# Exercise
Could you reproduce every line of the data below word for word, omitting the pictures?

# Exercise material
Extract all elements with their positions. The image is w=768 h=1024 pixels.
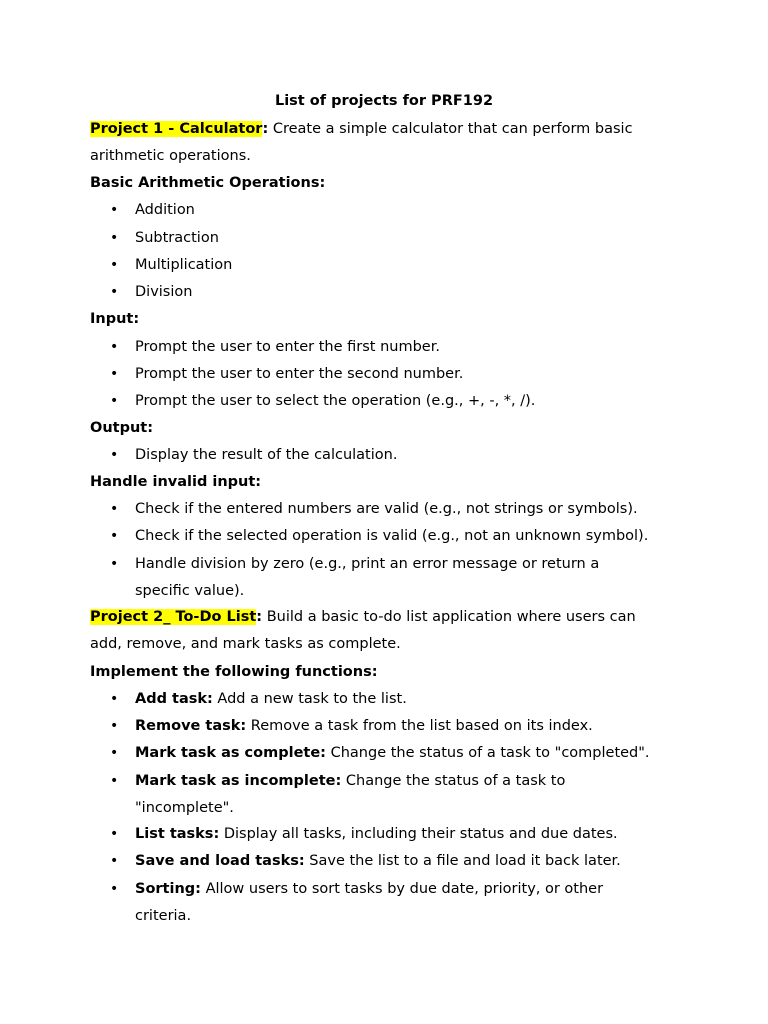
list-item: Check if the entered numbers are valid (e.g., not strings or symbols). xyxy=(135,501,638,517)
bullet-icon: • xyxy=(110,528,119,544)
invalid-input-heading: Handle invalid input: xyxy=(90,474,262,490)
bullet-icon: • xyxy=(110,202,119,218)
function-name: Add task: xyxy=(135,691,213,707)
function-name: Save and load tasks: xyxy=(135,853,305,869)
list-item: Display the result of the calculation. xyxy=(135,447,398,463)
bullet-icon: • xyxy=(110,853,119,869)
function-item xyxy=(135,743,650,763)
function-desc: Display all tasks, including their status and due dates. xyxy=(219,826,618,842)
function-name: Sorting: xyxy=(135,881,201,897)
list-item: Handle division by zero (e.g., print an error message or return a xyxy=(135,556,600,572)
list-item: Subtraction xyxy=(135,230,219,246)
function-item xyxy=(135,824,618,844)
arith-heading: Basic Arithmetic Operations: xyxy=(90,175,326,191)
function-desc: Allow users to sort tasks by due date, priority, or other xyxy=(200,881,604,897)
input-heading: Input: xyxy=(90,311,140,327)
list-item: Check if the selected operation is valid (e.g., not an unknown symbol). xyxy=(135,528,649,544)
bullet-icon: • xyxy=(110,393,119,409)
function-desc: Change the status of a task to xyxy=(341,773,566,789)
document-title: List of projects for PRF192 xyxy=(274,93,494,109)
project1-desc-line2: arithmetic operations. xyxy=(90,148,251,164)
function-item xyxy=(135,851,621,871)
list-item: Division xyxy=(135,284,193,300)
bullet-icon: • xyxy=(110,501,119,517)
list-item: Prompt the user to enter the second number. xyxy=(135,366,464,382)
function-item xyxy=(135,879,603,899)
project2-desc-line1: Build a basic to-do list application where users can xyxy=(262,609,636,625)
bullet-icon: • xyxy=(110,257,119,273)
list-item: Prompt the user to select the operation (e.g., +, -, *, /). xyxy=(135,393,536,409)
project2-desc-line2: add, remove, and mark tasks as complete. xyxy=(90,636,401,652)
list-item: Addition xyxy=(135,202,195,218)
function-item xyxy=(135,689,407,709)
project1-label: Project 1 - Calculator xyxy=(90,121,263,137)
function-item xyxy=(135,771,565,791)
function-desc: Remove a task from the list based on its index. xyxy=(246,718,593,734)
output-heading: Output: xyxy=(90,420,154,436)
function-desc: Change the status of a task to "completed". xyxy=(325,745,650,761)
function-item-continuation: "incomplete". xyxy=(135,800,234,816)
function-desc: Save the list to a file and load it back later. xyxy=(304,853,621,869)
function-name: List tasks: xyxy=(135,826,220,842)
bullet-icon: • xyxy=(110,284,119,300)
list-item-continuation: specific value). xyxy=(135,583,245,599)
bullet-icon: • xyxy=(110,230,119,246)
bullet-icon: • xyxy=(110,773,119,789)
bullet-icon: • xyxy=(110,339,119,355)
functions-heading: Implement the following functions: xyxy=(90,664,378,680)
bullet-icon: • xyxy=(110,366,119,382)
bullet-icon: • xyxy=(110,881,119,897)
function-name: Mark task as complete: xyxy=(135,745,326,761)
function-item xyxy=(135,716,593,736)
bullet-icon: • xyxy=(110,745,119,761)
bullet-icon: • xyxy=(110,447,119,463)
bullet-icon: • xyxy=(110,826,119,842)
project1-colon: : xyxy=(262,121,269,137)
project2-label: Project 2_ To-Do List xyxy=(90,609,257,625)
function-item-continuation: criteria. xyxy=(135,908,192,924)
list-item: Multiplication xyxy=(135,257,233,273)
function-name: Remove task: xyxy=(135,718,247,734)
project1-desc-line1: Create a simple calculator that can perform basic xyxy=(268,121,633,137)
bullet-icon: • xyxy=(110,556,119,572)
project2-intro xyxy=(90,607,636,627)
function-name: Mark task as incomplete: xyxy=(135,773,342,789)
function-desc: Add a new task to the list. xyxy=(212,691,407,707)
list-item: Prompt the user to enter the first number. xyxy=(135,339,440,355)
project2-colon: : xyxy=(256,609,263,625)
bullet-icon: • xyxy=(110,718,119,734)
project1-intro xyxy=(90,119,633,139)
bullet-icon: • xyxy=(110,691,119,707)
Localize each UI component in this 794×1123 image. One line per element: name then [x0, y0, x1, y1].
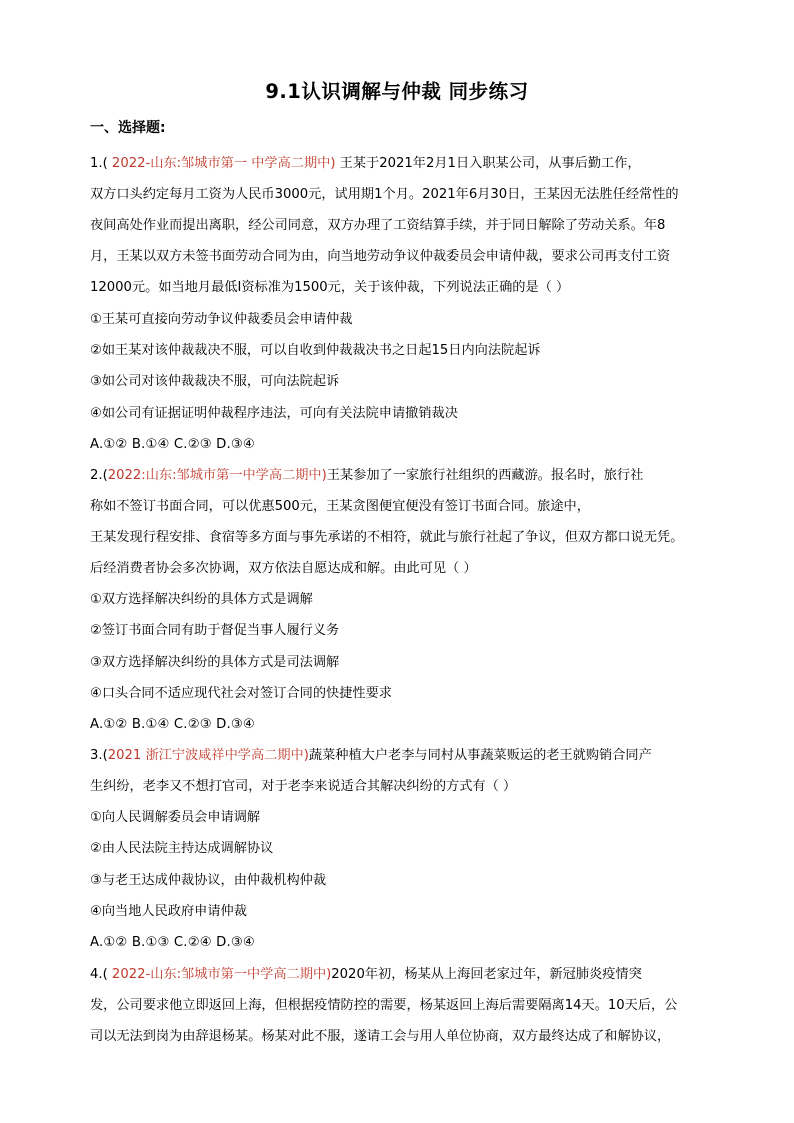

# Result for this task
Extract all elements with their positions. The image is w=768 h=1024 pixels.
list-item: Check if the entered numbers are valid (e.g., not strings or symbols). xyxy=(135,501,638,517)
bullet-icon: • xyxy=(110,528,119,544)
invalid-input-heading: Handle invalid input: xyxy=(90,474,262,490)
bullet-icon: • xyxy=(110,202,119,218)
function-name: Add task: xyxy=(135,691,213,707)
function-name: Save and load tasks: xyxy=(135,853,305,869)
list-item: Display the result of the calculation. xyxy=(135,447,398,463)
bullet-icon: • xyxy=(110,853,119,869)
function-item xyxy=(135,743,650,763)
function-desc: Display all tasks, including their status and due dates. xyxy=(219,826,618,842)
function-name: Sorting: xyxy=(135,881,201,897)
list-item: Handle division by zero (e.g., print an error message or return a xyxy=(135,556,600,572)
list-item: Subtraction xyxy=(135,230,219,246)
function-item xyxy=(135,824,618,844)
arith-heading: Basic Arithmetic Operations: xyxy=(90,175,326,191)
function-desc: Allow users to sort tasks by due date, priority, or other xyxy=(200,881,604,897)
input-heading: Input: xyxy=(90,311,140,327)
list-item: Check if the selected operation is valid (e.g., not an unknown symbol). xyxy=(135,528,649,544)
bullet-icon: • xyxy=(110,393,119,409)
function-desc: Change the status of a task to xyxy=(341,773,566,789)
document-title: List of projects for PRF192 xyxy=(274,93,494,109)
project1-desc-line2: arithmetic operations. xyxy=(90,148,251,164)
function-item xyxy=(135,851,621,871)
list-item: Division xyxy=(135,284,193,300)
bullet-icon: • xyxy=(110,501,119,517)
list-item: Prompt the user to enter the second number. xyxy=(135,366,464,382)
function-item xyxy=(135,879,603,899)
project2-desc-line1: Build a basic to-do list application where users can xyxy=(262,609,636,625)
bullet-icon: • xyxy=(110,257,119,273)
list-item: Prompt the user to select the operation (e.g., +, -, *, /). xyxy=(135,393,536,409)
project2-desc-line2: add, remove, and mark tasks as complete. xyxy=(90,636,401,652)
list-item: Addition xyxy=(135,202,195,218)
function-item xyxy=(135,689,407,709)
project1-label: Project 1 - Calculator xyxy=(90,121,263,137)
function-item xyxy=(135,771,565,791)
function-desc: Remove a task from the list based on its index. xyxy=(246,718,593,734)
output-heading: Output: xyxy=(90,420,154,436)
function-desc: Change the status of a task to "completed". xyxy=(325,745,650,761)
function-item-continuation: "incomplete". xyxy=(135,800,234,816)
function-desc: Save the list to a file and load it back later. xyxy=(304,853,621,869)
function-name: List tasks: xyxy=(135,826,220,842)
bullet-icon: • xyxy=(110,284,119,300)
list-item-continuation: specific value). xyxy=(135,583,245,599)
bullet-icon: • xyxy=(110,230,119,246)
bullet-icon: • xyxy=(110,773,119,789)
bullet-icon: • xyxy=(110,339,119,355)
functions-heading: Implement the following functions: xyxy=(90,664,378,680)
bullet-icon: • xyxy=(110,366,119,382)
bullet-icon: • xyxy=(110,881,119,897)
function-name: Mark task as complete: xyxy=(135,745,326,761)
function-item xyxy=(135,716,593,736)
bullet-icon: • xyxy=(110,745,119,761)
bullet-icon: • xyxy=(110,447,119,463)
bullet-icon: • xyxy=(110,826,119,842)
project1-colon: : xyxy=(262,121,269,137)
project2-label: Project 2_ To-Do List xyxy=(90,609,257,625)
function-item-continuation: criteria. xyxy=(135,908,192,924)
list-item: Multiplication xyxy=(135,257,233,273)
function-name: Remove task: xyxy=(135,718,247,734)
project1-desc-line1: Create a simple calculator that can perform basic xyxy=(268,121,633,137)
bullet-icon: • xyxy=(110,556,119,572)
project2-intro xyxy=(90,607,636,627)
function-name: Mark task as incomplete: xyxy=(135,773,342,789)
function-desc: Add a new task to the list. xyxy=(212,691,407,707)
list-item: Prompt the user to enter the first number. xyxy=(135,339,440,355)
project2-colon: : xyxy=(256,609,263,625)
bullet-icon: • xyxy=(110,718,119,734)
project1-intro xyxy=(90,119,633,139)
bullet-icon: • xyxy=(110,691,119,707)
Localize each UI component in this 794×1123 image. One line per element: name then [x0, y0, x1, y1].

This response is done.